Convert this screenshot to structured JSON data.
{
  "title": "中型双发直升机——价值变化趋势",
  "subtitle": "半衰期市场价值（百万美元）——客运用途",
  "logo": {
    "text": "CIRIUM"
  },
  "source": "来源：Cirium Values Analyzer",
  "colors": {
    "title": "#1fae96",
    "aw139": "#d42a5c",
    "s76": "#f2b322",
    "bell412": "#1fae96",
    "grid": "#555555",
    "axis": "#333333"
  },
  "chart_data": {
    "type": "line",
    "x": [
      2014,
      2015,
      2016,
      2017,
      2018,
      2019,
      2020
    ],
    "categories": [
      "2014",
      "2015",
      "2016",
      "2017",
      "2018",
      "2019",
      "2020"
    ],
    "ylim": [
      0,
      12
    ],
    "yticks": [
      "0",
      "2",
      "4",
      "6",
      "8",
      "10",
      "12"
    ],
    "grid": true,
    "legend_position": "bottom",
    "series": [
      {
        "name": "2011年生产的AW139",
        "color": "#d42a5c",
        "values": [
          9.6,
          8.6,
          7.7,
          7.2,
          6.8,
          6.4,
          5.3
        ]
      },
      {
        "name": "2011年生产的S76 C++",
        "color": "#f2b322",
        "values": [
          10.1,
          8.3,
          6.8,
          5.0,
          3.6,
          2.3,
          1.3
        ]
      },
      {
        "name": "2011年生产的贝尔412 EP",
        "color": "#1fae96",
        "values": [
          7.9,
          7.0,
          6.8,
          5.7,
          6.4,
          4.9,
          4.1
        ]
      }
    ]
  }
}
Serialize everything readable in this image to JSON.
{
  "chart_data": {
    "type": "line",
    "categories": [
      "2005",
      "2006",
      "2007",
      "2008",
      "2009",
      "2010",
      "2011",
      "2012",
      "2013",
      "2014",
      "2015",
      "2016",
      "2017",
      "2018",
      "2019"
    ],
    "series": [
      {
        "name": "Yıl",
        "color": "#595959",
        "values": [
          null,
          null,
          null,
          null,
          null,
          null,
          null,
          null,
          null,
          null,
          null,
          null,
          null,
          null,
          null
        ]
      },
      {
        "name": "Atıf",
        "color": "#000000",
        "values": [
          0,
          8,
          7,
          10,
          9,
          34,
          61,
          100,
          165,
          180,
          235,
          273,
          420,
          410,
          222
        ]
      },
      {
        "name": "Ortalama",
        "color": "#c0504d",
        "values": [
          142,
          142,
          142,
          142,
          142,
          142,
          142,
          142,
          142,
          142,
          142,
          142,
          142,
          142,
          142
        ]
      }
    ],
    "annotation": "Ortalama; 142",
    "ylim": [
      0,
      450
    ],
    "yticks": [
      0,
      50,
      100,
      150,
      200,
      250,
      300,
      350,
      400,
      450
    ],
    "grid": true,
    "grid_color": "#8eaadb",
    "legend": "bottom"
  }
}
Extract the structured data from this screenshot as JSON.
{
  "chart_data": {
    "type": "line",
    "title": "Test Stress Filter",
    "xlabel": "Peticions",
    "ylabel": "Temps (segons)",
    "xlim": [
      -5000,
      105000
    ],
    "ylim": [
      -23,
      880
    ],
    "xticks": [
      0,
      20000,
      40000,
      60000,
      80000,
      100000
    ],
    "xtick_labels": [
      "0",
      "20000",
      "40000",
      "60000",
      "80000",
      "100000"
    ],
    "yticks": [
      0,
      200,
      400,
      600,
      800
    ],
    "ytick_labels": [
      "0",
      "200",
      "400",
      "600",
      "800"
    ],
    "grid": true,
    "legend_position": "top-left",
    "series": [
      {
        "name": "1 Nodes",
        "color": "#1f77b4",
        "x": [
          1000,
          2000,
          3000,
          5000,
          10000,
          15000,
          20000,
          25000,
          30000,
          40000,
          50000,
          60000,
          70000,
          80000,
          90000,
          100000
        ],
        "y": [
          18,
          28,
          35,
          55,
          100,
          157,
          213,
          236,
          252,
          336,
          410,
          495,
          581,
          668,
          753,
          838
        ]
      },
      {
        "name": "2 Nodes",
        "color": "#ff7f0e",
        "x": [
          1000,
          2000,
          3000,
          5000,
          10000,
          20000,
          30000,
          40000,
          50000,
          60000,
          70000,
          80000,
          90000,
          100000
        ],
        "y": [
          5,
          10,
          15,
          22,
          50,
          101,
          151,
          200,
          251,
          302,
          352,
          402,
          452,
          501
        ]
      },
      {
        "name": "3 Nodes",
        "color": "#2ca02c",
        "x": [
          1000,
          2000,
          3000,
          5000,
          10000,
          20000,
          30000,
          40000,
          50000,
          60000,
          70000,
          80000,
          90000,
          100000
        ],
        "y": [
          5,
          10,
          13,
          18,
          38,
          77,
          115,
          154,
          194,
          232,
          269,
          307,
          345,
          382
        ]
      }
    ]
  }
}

---+---

What the task requires: Type out the whole listing above again, exactly as it stands.

Answer in full:
Convert this screenshot to structured JSON data.
{
  "title": "中型双发直升机——价值变化趋势",
  "subtitle": "半衰期市场价值（百万美元）——客运用途",
  "logo": {
    "text": "CIRIUM"
  },
  "source": "来源：Cirium Values Analyzer",
  "colors": {
    "title": "#1fae96",
    "aw139": "#d42a5c",
    "s76": "#f2b322",
    "bell412": "#1fae96",
    "grid": "#555555",
    "axis": "#333333"
  },
  "chart_data": {
    "type": "line",
    "x": [
      2014,
      2015,
      2016,
      2017,
      2018,
      2019,
      2020
    ],
    "categories": [
      "2014",
      "2015",
      "2016",
      "2017",
      "2018",
      "2019",
      "2020"
    ],
    "ylim": [
      0,
      12
    ],
    "yticks": [
      "0",
      "2",
      "4",
      "6",
      "8",
      "10",
      "12"
    ],
    "grid": true,
    "legend_position": "bottom",
    "series": [
      {
        "name": "2011年生产的AW139",
        "color": "#d42a5c",
        "values": [
          9.6,
          8.6,
          7.7,
          7.2,
          6.8,
          6.4,
          5.3
        ]
      },
      {
        "name": "2011年生产的S76 C++",
        "color": "#f2b322",
        "values": [
          10.1,
          8.3,
          6.8,
          5.0,
          3.6,
          2.3,
          1.3
        ]
      },
      {
        "name": "2011年生产的贝尔412 EP",
        "color": "#1fae96",
        "values": [
          7.9,
          7.0,
          6.8,
          5.7,
          6.4,
          4.9,
          4.1
        ]
      }
    ]
  }
}
Serialize everything readable in this image to JSON.
{
  "chart_data": {
    "type": "line",
    "categories": [
      "2005",
      "2006",
      "2007",
      "2008",
      "2009",
      "2010",
      "2011",
      "2012",
      "2013",
      "2014",
      "2015",
      "2016",
      "2017",
      "2018",
      "2019"
    ],
    "series": [
      {
        "name": "Yıl",
        "color": "#595959",
        "values": [
          null,
          null,
          null,
          null,
          null,
          null,
          null,
          null,
          null,
          null,
          null,
          null,
          null,
          null,
          null
        ]
      },
      {
        "name": "Atıf",
        "color": "#000000",
        "values": [
          0,
          8,
          7,
          10,
          9,
          34,
          61,
          100,
          165,
          180,
          235,
          273,
          420,
          410,
          222
        ]
      },
      {
        "name": "Ortalama",
        "color": "#c0504d",
        "values": [
          142,
          142,
          142,
          142,
          142,
          142,
          142,
          142,
          142,
          142,
          142,
          142,
          142,
          142,
          142
        ]
      }
    ],
    "annotation": "Ortalama; 142",
    "ylim": [
      0,
      450
    ],
    "yticks": [
      0,
      50,
      100,
      150,
      200,
      250,
      300,
      350,
      400,
      450
    ],
    "grid": true,
    "grid_color": "#8eaadb",
    "legend": "bottom"
  }
}
Extract the structured data from this screenshot as JSON.
{
  "chart_data": {
    "type": "line",
    "title": "Test Stress Filter",
    "xlabel": "Peticions",
    "ylabel": "Temps (segons)",
    "xlim": [
      -5000,
      105000
    ],
    "ylim": [
      -23,
      880
    ],
    "xticks": [
      0,
      20000,
      40000,
      60000,
      80000,
      100000
    ],
    "xtick_labels": [
      "0",
      "20000",
      "40000",
      "60000",
      "80000",
      "100000"
    ],
    "yticks": [
      0,
      200,
      400,
      600,
      800
    ],
    "ytick_labels": [
      "0",
      "200",
      "400",
      "600",
      "800"
    ],
    "grid": true,
    "legend_position": "top-left",
    "series": [
      {
        "name": "1 Nodes",
        "color": "#1f77b4",
        "x": [
          1000,
          2000,
          3000,
          5000,
          10000,
          15000,
          20000,
          25000,
          30000,
          40000,
          50000,
          60000,
          70000,
          80000,
          90000,
          100000
        ],
        "y": [
          18,
          28,
          35,
          55,
          100,
          157,
          213,
          236,
          252,
          336,
          410,
          495,
          581,
          668,
          753,
          838
        ]
      },
      {
        "name": "2 Nodes",
        "color": "#ff7f0e",
        "x": [
          1000,
          2000,
          3000,
          5000,
          10000,
          20000,
          30000,
          40000,
          50000,
          60000,
          70000,
          80000,
          90000,
          100000
        ],
        "y": [
          5,
          10,
          15,
          22,
          50,
          101,
          151,
          200,
          251,
          302,
          352,
          402,
          452,
          501
        ]
      },
      {
        "name": "3 Nodes",
        "color": "#2ca02c",
        "x": [
          1000,
          2000,
          3000,
          5000,
          10000,
          20000,
          30000,
          40000,
          50000,
          60000,
          70000,
          80000,
          90000,
          100000
        ],
        "y": [
          5,
          10,
          13,
          18,
          38,
          77,
          115,
          154,
          194,
          232,
          269,
          307,
          345,
          382
        ]
      }
    ]
  }
}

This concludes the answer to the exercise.